Rewrite the data from the line with "Itemize the components" up to and including the line with "438, 217, 463]", swapping "SOGGIORNO" for "LIVING ROOM" and leaving everything else unchanged.
══ Records for this exercise
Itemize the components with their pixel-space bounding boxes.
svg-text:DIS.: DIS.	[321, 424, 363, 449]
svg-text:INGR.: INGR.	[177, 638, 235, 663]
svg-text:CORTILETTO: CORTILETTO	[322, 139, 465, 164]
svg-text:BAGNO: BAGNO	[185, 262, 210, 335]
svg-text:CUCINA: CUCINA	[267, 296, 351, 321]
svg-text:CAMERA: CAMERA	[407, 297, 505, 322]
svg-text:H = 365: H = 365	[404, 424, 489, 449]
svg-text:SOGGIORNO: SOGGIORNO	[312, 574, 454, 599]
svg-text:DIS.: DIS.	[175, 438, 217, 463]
════
══ Records for this exercise
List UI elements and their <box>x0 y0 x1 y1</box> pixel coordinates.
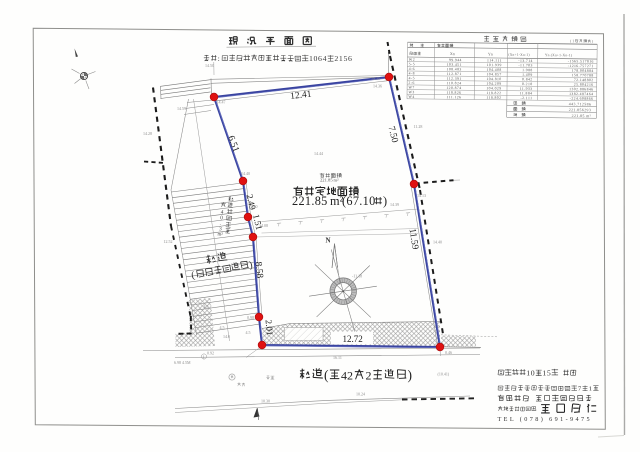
════
* **Complete answer**
Itemize the components with their pixel-space bounding boxes.
svg-text:DIS.: DIS.	[321, 424, 363, 449]
svg-text:INGR.: INGR.	[177, 638, 235, 663]
svg-text:CORTILETTO: CORTILETTO	[322, 139, 465, 164]
svg-text:BAGNO: BAGNO	[185, 262, 210, 335]
svg-text:CUCINA: CUCINA	[267, 296, 351, 321]
svg-text:CAMERA: CAMERA	[407, 297, 505, 322]
svg-text:H = 365: H = 365	[404, 424, 489, 449]
svg-text:LIVING ROOM: LIVING ROOM	[312, 574, 454, 599]
svg-text:DIS.: DIS.	[175, 438, 217, 463]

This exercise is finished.